DATA:
⟨
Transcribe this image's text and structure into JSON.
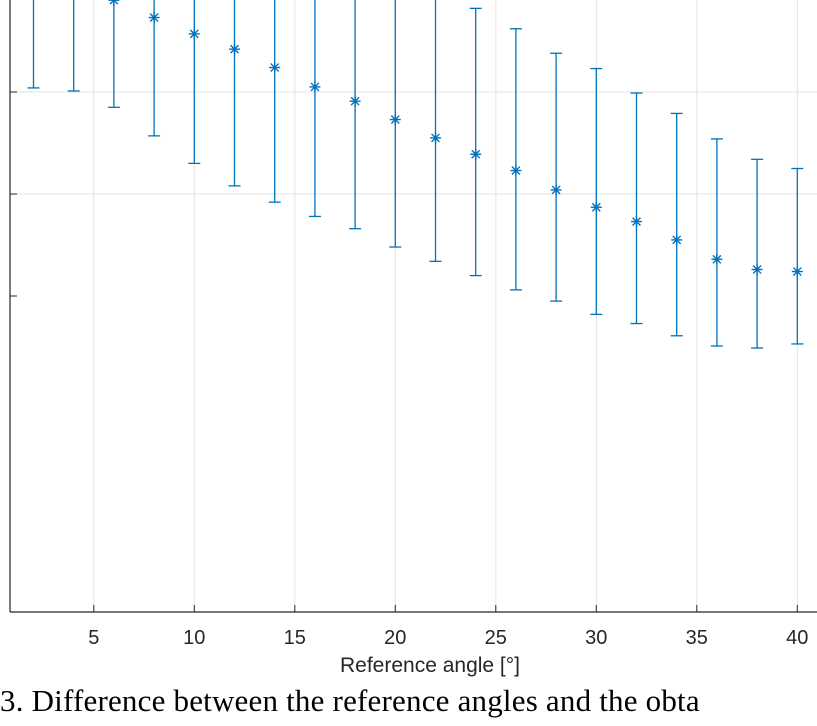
{
  "chart_data": {
    "type": "errorbar",
    "xlabel": "Reference angle [°]",
    "ylabel": "",
    "xlim": [
      0.5,
      40.5
    ],
    "ylim": [
      -1.08,
      4.0
    ],
    "grid": true,
    "x_ticks": [
      5,
      10,
      15,
      20,
      25,
      30,
      35,
      40
    ],
    "y_ticks": [
      0.0,
      1.0,
      2.0,
      3.0
    ],
    "color": "#0072BD",
    "series": [
      {
        "x": [
          2,
          4,
          6,
          8,
          10,
          12,
          14,
          16,
          18,
          20,
          22,
          24,
          26,
          28,
          30,
          32,
          34,
          36,
          38,
          40
        ],
        "y": [
          2.05,
          1.96,
          1.9,
          1.73,
          1.57,
          1.42,
          1.24,
          1.05,
          0.91,
          0.73,
          0.55,
          0.39,
          0.23,
          0.04,
          -0.13,
          -0.27,
          -0.45,
          -0.64,
          -0.74,
          -0.76
        ],
        "lower": [
          1.04,
          1.01,
          0.85,
          0.57,
          0.3,
          0.08,
          -0.08,
          -0.22,
          -0.34,
          -0.52,
          -0.66,
          -0.8,
          -0.94,
          -1.05,
          -1.18,
          -1.27,
          -1.39,
          -1.49,
          -1.51,
          -1.47
        ],
        "upper": [
          3.33,
          3.16,
          3.14,
          3.12,
          3.09,
          2.99,
          2.81,
          2.56,
          2.4,
          2.23,
          2.02,
          1.82,
          1.62,
          1.38,
          1.23,
          0.99,
          0.79,
          0.54,
          0.34,
          0.25
        ]
      }
    ]
  },
  "caption": "3. Difference between the reference angles and the obta"
}
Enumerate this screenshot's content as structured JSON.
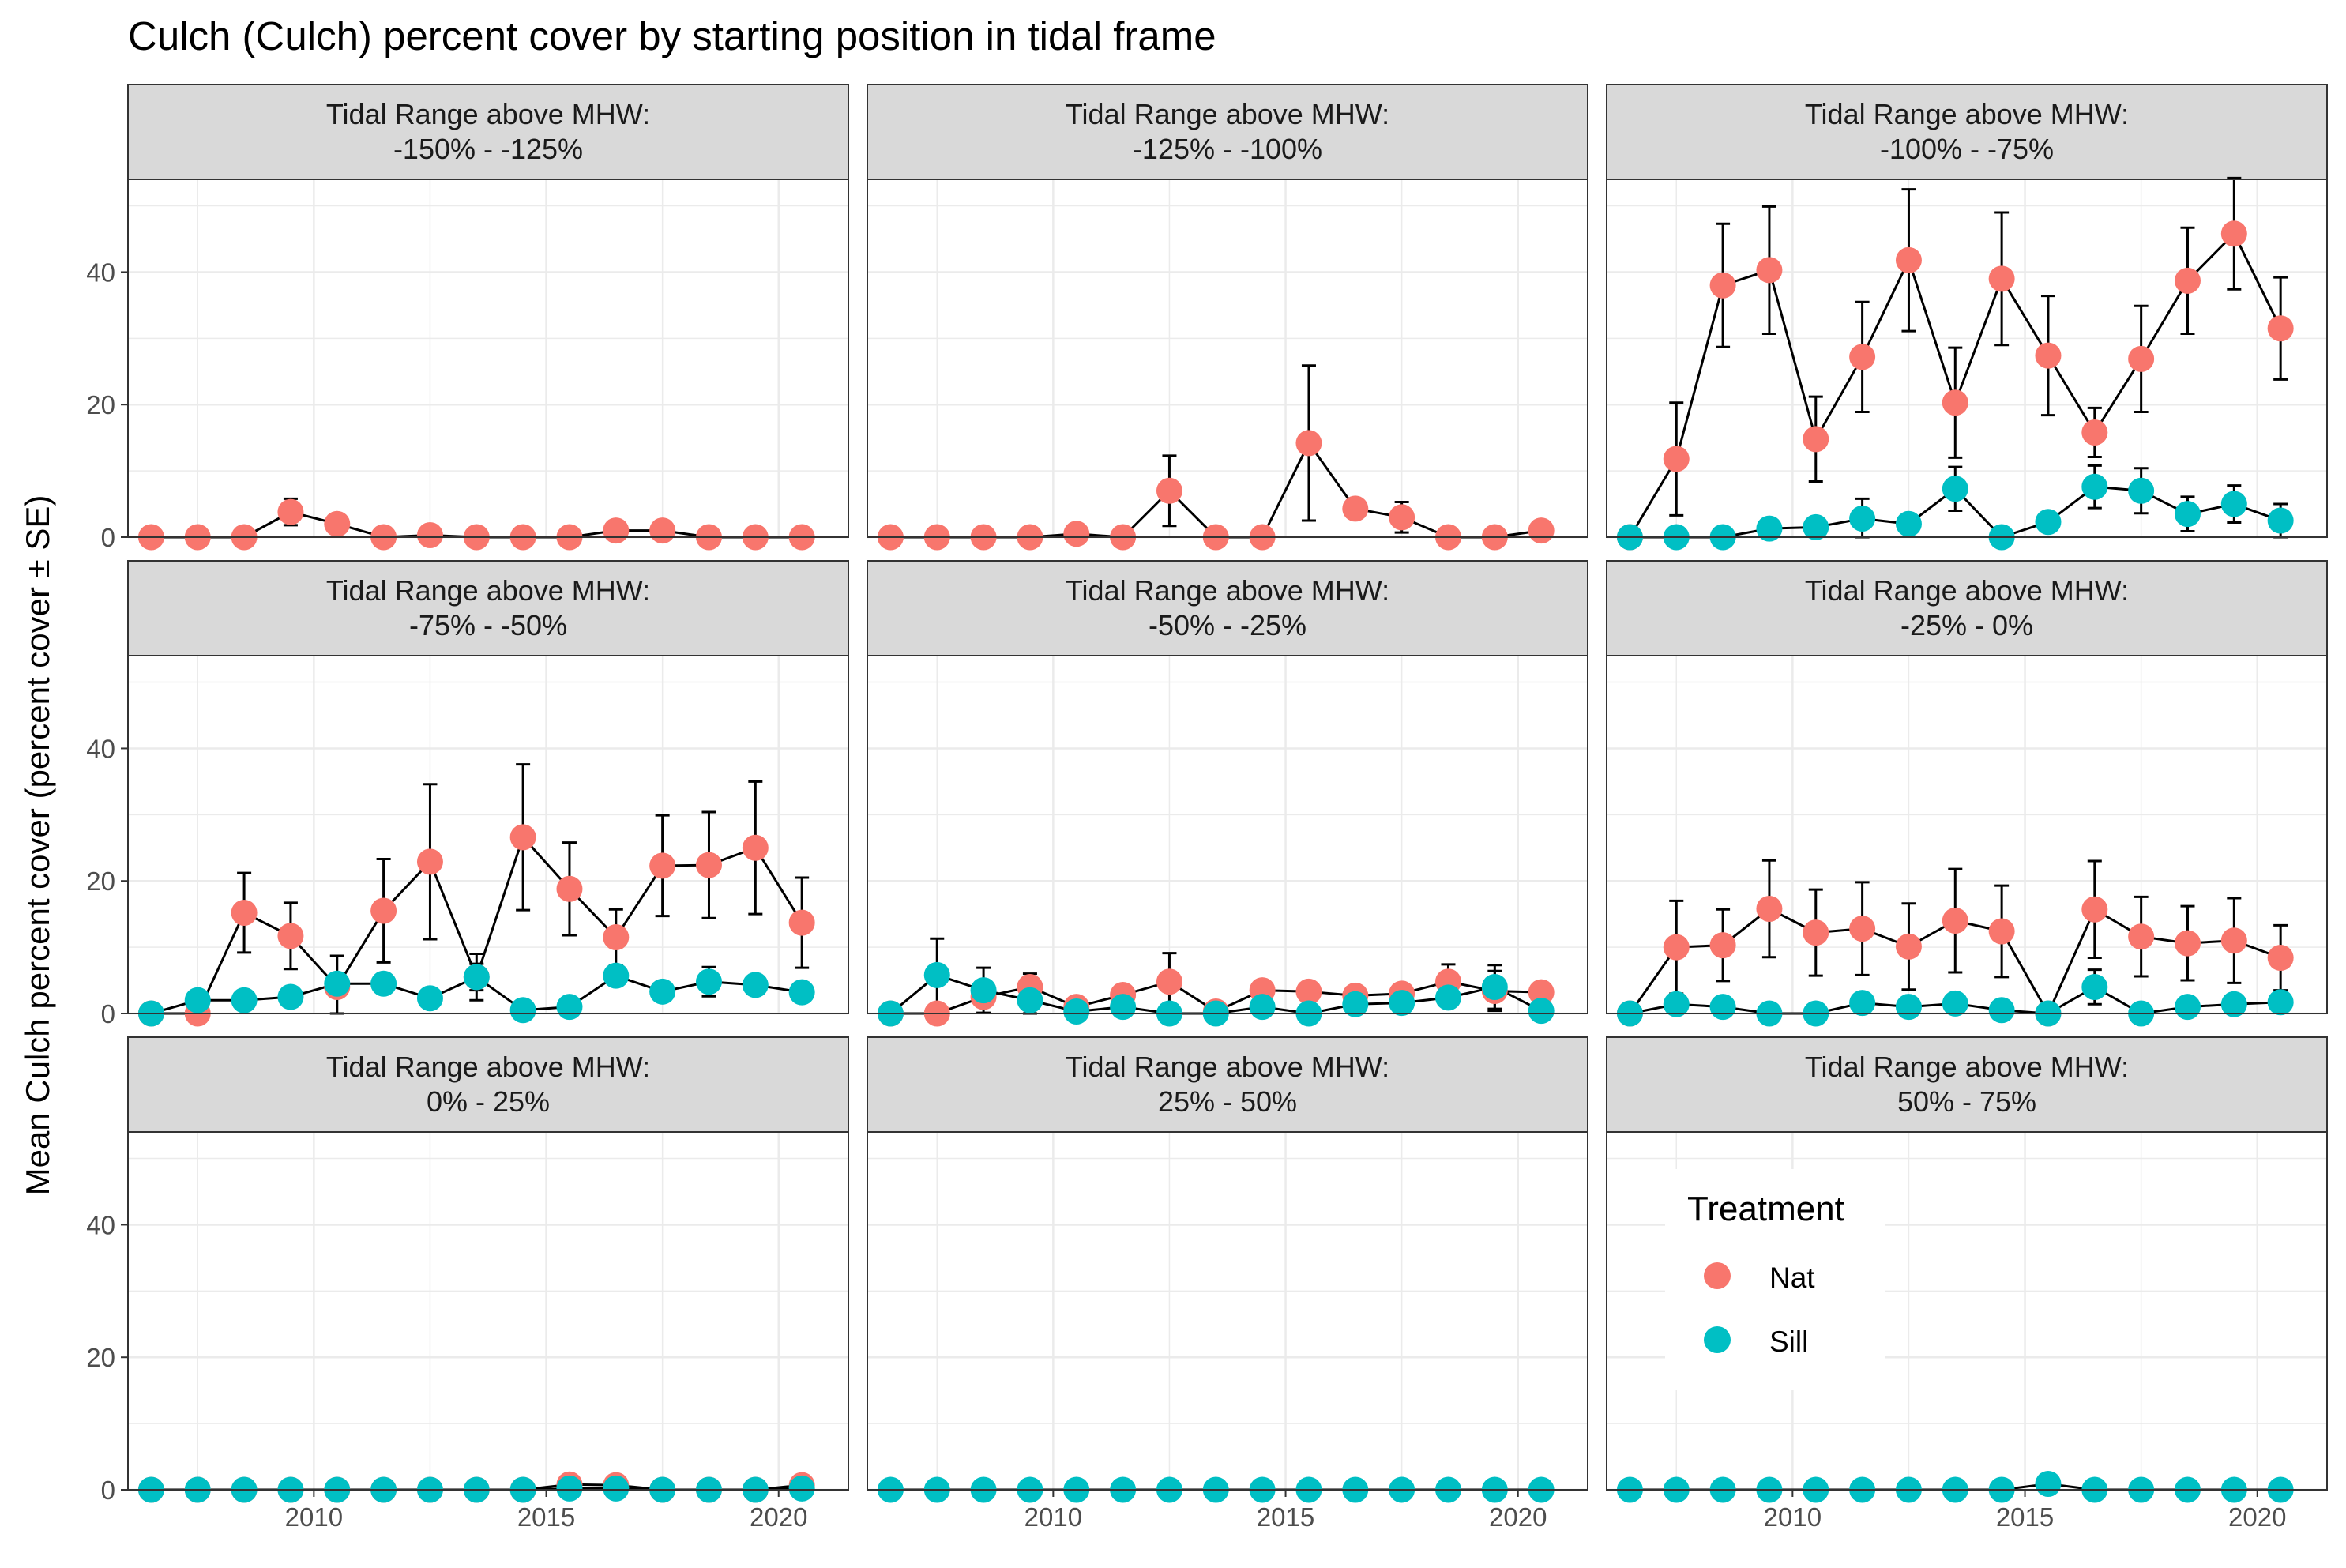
{
  "title": "Culch (Culch) percent cover by starting position in tidal frame",
  "ylabel": "Mean Culch percent cover (percent cover ± SE)",
  "strip_header": "Tidal Range above MHW:",
  "colors": {
    "Nat": "#F8766D",
    "Sill": "#00BFC4",
    "line": "#000000",
    "grid": "#EBEBEB",
    "strip_fill": "#D9D9D9"
  },
  "legend": {
    "title": "Treatment",
    "items": [
      {
        "name": "Nat"
      },
      {
        "name": "Sill"
      }
    ],
    "placement": "bottom-right panel"
  },
  "chart_data": {
    "type": "scatter",
    "xlim": [
      2006,
      2021.5
    ],
    "ylim": [
      0,
      54
    ],
    "x_ticks": [
      "2010",
      "2015",
      "2020"
    ],
    "y_ticks": [
      "0",
      "20",
      "40"
    ],
    "x_years": [
      2006.5,
      2007.5,
      2008.5,
      2009.5,
      2010.5,
      2011.5,
      2012.5,
      2013.5,
      2014.5,
      2015.5,
      2016.5,
      2017.5,
      2018.5,
      2019.5,
      2020.5
    ],
    "grid": true,
    "panels": [
      {
        "label": "-150%  -  -125%",
        "series": [
          {
            "name": "Nat",
            "values": [
              0,
              0,
              0,
              3.8,
              2,
              0,
              0.3,
              0,
              0,
              0,
              1,
              1,
              0,
              0,
              0
            ],
            "se": [
              0,
              0,
              0,
              2,
              0.6,
              0,
              0,
              0,
              0,
              0,
              0.5,
              0.3,
              0,
              0,
              0
            ]
          }
        ]
      },
      {
        "label": "-125%  -  -100%",
        "series": [
          {
            "name": "Nat",
            "values": [
              0,
              0,
              0,
              0,
              0.5,
              0,
              7,
              0,
              0,
              14.2,
              4.3,
              3,
              0,
              0,
              1
            ],
            "se": [
              0,
              0,
              0,
              0,
              0,
              0,
              5.3,
              0,
              0,
              11.7,
              1,
              2.3,
              0,
              0,
              0
            ]
          }
        ]
      },
      {
        "label": "-100%  -  -75%",
        "series": [
          {
            "name": "Nat",
            "values": [
              0,
              11.8,
              38,
              40.3,
              14.8,
              27.2,
              41.8,
              20.3,
              39,
              27.4,
              15.8,
              26.9,
              38.7,
              45.8,
              31.5
            ],
            "se": [
              0,
              8.5,
              9.3,
              9.6,
              6.4,
              8.3,
              10.7,
              8.3,
              10,
              9,
              3.7,
              8,
              8,
              8.4,
              7.7
            ]
          },
          {
            "name": "Sill",
            "values": [
              0,
              0,
              0,
              1.3,
              1.5,
              2.8,
              2,
              7.3,
              0,
              2.3,
              7.6,
              7,
              3.5,
              5,
              2.5
            ],
            "se": [
              0,
              0,
              0,
              0,
              0,
              3,
              0,
              3.3,
              0,
              0,
              3.2,
              3.4,
              2.6,
              2.8,
              2.5
            ]
          }
        ]
      },
      {
        "label": "-75%  -  -50%",
        "series": [
          {
            "name": "Nat",
            "values": [
              0,
              0,
              15.2,
              11.7,
              4,
              15.5,
              22.9,
              5.5,
              26.6,
              18.8,
              11.5,
              22.3,
              22.4,
              25,
              13.7
            ],
            "se": [
              0,
              0,
              6,
              5,
              4.7,
              7.8,
              11.7,
              3.5,
              11,
              7,
              4.2,
              7.6,
              8,
              10,
              6.8
            ]
          },
          {
            "name": "Sill",
            "values": [
              0,
              2,
              2,
              2.5,
              4.5,
              4.5,
              2.3,
              5.5,
              0.5,
              1,
              5.7,
              3.3,
              4.8,
              4.3,
              3.2
            ],
            "se": [
              0,
              0,
              0,
              0,
              0,
              0,
              0,
              2,
              0,
              0,
              0,
              0,
              2.2,
              0,
              0
            ]
          }
        ]
      },
      {
        "label": "-50%  -  -25%",
        "series": [
          {
            "name": "Nat",
            "values": [
              0,
              0,
              2.5,
              4,
              1,
              2.8,
              4.8,
              0.3,
              3.5,
              3.3,
              2.7,
              3,
              4.8,
              3.4,
              3.2
            ],
            "se": [
              0,
              0,
              1,
              2,
              0,
              0,
              4.3,
              0,
              1,
              1,
              0,
              0,
              2.6,
              3,
              0
            ]
          },
          {
            "name": "Sill",
            "values": [
              0,
              5.8,
              3.5,
              2,
              0.3,
              1,
              0,
              0,
              1,
              0,
              1.4,
              1.6,
              2.4,
              4,
              0.4
            ],
            "se": [
              0,
              5.5,
              3.4,
              2,
              0,
              0,
              0,
              0,
              0,
              0,
              0,
              0,
              0,
              3.3,
              0
            ]
          }
        ]
      },
      {
        "label": "-25%  -  0%",
        "series": [
          {
            "name": "Nat",
            "values": [
              0,
              10,
              10.3,
              15.8,
              12.2,
              12.8,
              10.1,
              14,
              12.4,
              0,
              15.7,
              11.6,
              10.6,
              11,
              8.4
            ],
            "se": [
              0,
              7,
              5.4,
              7.3,
              6.5,
              7,
              6.5,
              7.8,
              6.9,
              0,
              7.3,
              6,
              5.6,
              6.4,
              4.9
            ]
          },
          {
            "name": "Sill",
            "values": [
              0,
              1.4,
              1,
              0,
              0,
              1.6,
              1,
              1.5,
              0.5,
              0,
              4,
              0,
              1,
              1.4,
              1.7
            ],
            "se": [
              0,
              0,
              0,
              0,
              0,
              0,
              0,
              0,
              0,
              0,
              2.6,
              0,
              0,
              0,
              0
            ]
          }
        ]
      },
      {
        "label": "0%  -  25%",
        "series": [
          {
            "name": "Nat",
            "values": [
              0,
              0,
              0,
              0,
              0,
              0,
              0,
              0,
              0,
              0.8,
              0.7,
              0,
              0,
              0,
              0.7
            ],
            "se": [
              0,
              0,
              0,
              0,
              0,
              0,
              0,
              0,
              0,
              0,
              0,
              0,
              0,
              0,
              0
            ]
          },
          {
            "name": "Sill",
            "values": [
              0,
              0,
              0,
              0,
              0,
              0,
              0,
              0,
              0,
              0.2,
              0.2,
              0,
              0,
              0,
              0.2
            ],
            "se": [
              0,
              0,
              0,
              0,
              0,
              0,
              0,
              0,
              0,
              0,
              0,
              0,
              0,
              0,
              0
            ]
          }
        ]
      },
      {
        "label": "25%  -  50%",
        "series": [
          {
            "name": "Sill",
            "values": [
              0,
              0,
              0,
              0,
              0,
              0,
              0,
              0,
              0,
              0,
              0,
              0,
              0,
              0,
              0
            ],
            "se": [
              0,
              0,
              0,
              0,
              0,
              0,
              0,
              0,
              0,
              0,
              0,
              0,
              0,
              0,
              0
            ]
          }
        ]
      },
      {
        "label": "50%  -  75%",
        "series": [
          {
            "name": "Sill",
            "values": [
              0,
              0,
              0,
              0,
              0,
              0,
              0,
              0,
              0,
              0.9,
              0,
              0,
              0,
              0,
              0
            ],
            "se": [
              0,
              0,
              0,
              0,
              0,
              0,
              0,
              0,
              0,
              0,
              0,
              0,
              0,
              0,
              0
            ]
          }
        ]
      }
    ]
  }
}
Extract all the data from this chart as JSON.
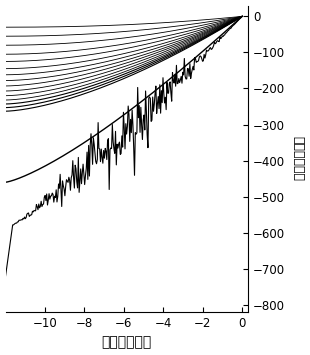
⟩
YOUR TASK: Identify each line in the records above that contains the word "JSON", and copy it out in full.

SOLUTION:
Transcribe this image's text and structure into JSON.
Enumerate this screenshot's content as structured JSON.
Extract all the data from this chart as JSON.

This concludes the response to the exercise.